(Dataset records on visual material)
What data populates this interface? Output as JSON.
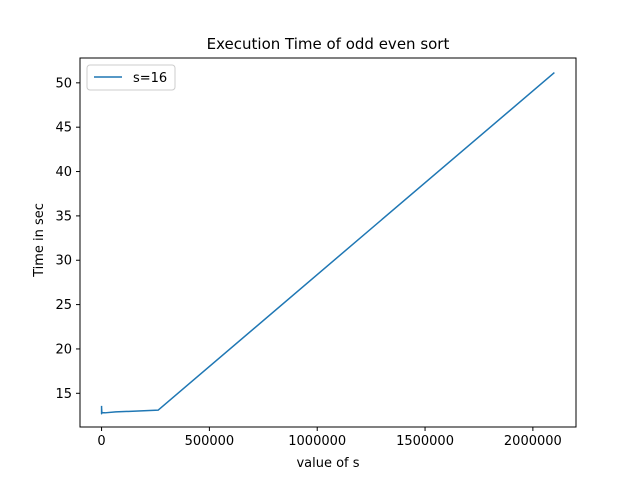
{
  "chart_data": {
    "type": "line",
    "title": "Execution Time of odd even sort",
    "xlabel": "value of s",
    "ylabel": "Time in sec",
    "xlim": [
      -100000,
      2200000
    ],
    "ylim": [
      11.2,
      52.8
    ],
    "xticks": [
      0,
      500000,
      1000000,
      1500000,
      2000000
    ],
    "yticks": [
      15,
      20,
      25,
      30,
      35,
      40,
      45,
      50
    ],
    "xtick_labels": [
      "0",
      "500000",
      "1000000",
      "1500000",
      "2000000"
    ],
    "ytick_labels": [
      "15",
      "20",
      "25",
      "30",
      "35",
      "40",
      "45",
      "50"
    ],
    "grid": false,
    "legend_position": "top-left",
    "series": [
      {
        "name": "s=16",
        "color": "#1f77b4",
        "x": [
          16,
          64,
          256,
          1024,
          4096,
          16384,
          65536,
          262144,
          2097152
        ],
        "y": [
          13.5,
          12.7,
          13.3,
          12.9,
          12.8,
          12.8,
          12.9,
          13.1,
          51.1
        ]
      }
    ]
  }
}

▶ **Requirement**:
Without including the pictures, return each record above exactly as it stands.

▶ **Output**:
What data populates this interface? Output as JSON.
{
  "chart_data": {
    "type": "line",
    "title": "Execution Time of odd even sort",
    "xlabel": "value of s",
    "ylabel": "Time in sec",
    "xlim": [
      -100000,
      2200000
    ],
    "ylim": [
      11.2,
      52.8
    ],
    "xticks": [
      0,
      500000,
      1000000,
      1500000,
      2000000
    ],
    "yticks": [
      15,
      20,
      25,
      30,
      35,
      40,
      45,
      50
    ],
    "xtick_labels": [
      "0",
      "500000",
      "1000000",
      "1500000",
      "2000000"
    ],
    "ytick_labels": [
      "15",
      "20",
      "25",
      "30",
      "35",
      "40",
      "45",
      "50"
    ],
    "grid": false,
    "legend_position": "top-left",
    "series": [
      {
        "name": "s=16",
        "color": "#1f77b4",
        "x": [
          16,
          64,
          256,
          1024,
          4096,
          16384,
          65536,
          262144,
          2097152
        ],
        "y": [
          13.5,
          12.7,
          13.3,
          12.9,
          12.8,
          12.8,
          12.9,
          13.1,
          51.1
        ]
      }
    ]
  }
}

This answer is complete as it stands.